## Begin STORED RECORDS

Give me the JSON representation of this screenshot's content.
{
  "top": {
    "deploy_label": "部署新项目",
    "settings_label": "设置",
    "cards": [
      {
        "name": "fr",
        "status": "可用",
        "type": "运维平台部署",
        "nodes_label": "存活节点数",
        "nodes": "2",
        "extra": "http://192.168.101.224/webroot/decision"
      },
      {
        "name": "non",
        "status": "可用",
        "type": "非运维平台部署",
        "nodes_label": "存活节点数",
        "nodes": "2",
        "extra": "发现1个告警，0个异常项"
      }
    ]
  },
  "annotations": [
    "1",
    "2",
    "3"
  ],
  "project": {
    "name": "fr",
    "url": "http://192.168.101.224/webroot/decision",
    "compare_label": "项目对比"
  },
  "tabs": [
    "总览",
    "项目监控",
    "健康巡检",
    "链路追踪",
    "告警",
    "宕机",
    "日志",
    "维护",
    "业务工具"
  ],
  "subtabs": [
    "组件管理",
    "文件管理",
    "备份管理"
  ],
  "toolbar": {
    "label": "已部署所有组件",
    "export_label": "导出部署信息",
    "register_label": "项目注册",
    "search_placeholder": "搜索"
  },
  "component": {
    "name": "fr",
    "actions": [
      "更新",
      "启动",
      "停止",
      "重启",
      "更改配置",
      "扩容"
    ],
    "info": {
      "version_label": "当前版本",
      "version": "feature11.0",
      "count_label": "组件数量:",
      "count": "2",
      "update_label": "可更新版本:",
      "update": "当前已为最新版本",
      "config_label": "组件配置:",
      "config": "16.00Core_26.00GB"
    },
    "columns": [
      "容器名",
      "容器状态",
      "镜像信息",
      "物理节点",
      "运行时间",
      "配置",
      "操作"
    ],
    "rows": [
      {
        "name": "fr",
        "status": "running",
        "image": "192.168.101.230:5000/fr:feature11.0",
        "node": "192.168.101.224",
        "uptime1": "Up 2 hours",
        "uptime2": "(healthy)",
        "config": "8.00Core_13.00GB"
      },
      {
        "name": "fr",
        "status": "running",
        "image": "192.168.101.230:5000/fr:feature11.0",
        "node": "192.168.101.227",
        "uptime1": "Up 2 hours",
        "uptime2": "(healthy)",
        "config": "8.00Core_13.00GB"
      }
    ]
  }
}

## End STORED RECORDS

YOUR OBJECTIVE -> Across the records above, count the lines holding "extra" and reply with that number alone.

OUTPUT OF THE TASK -> 2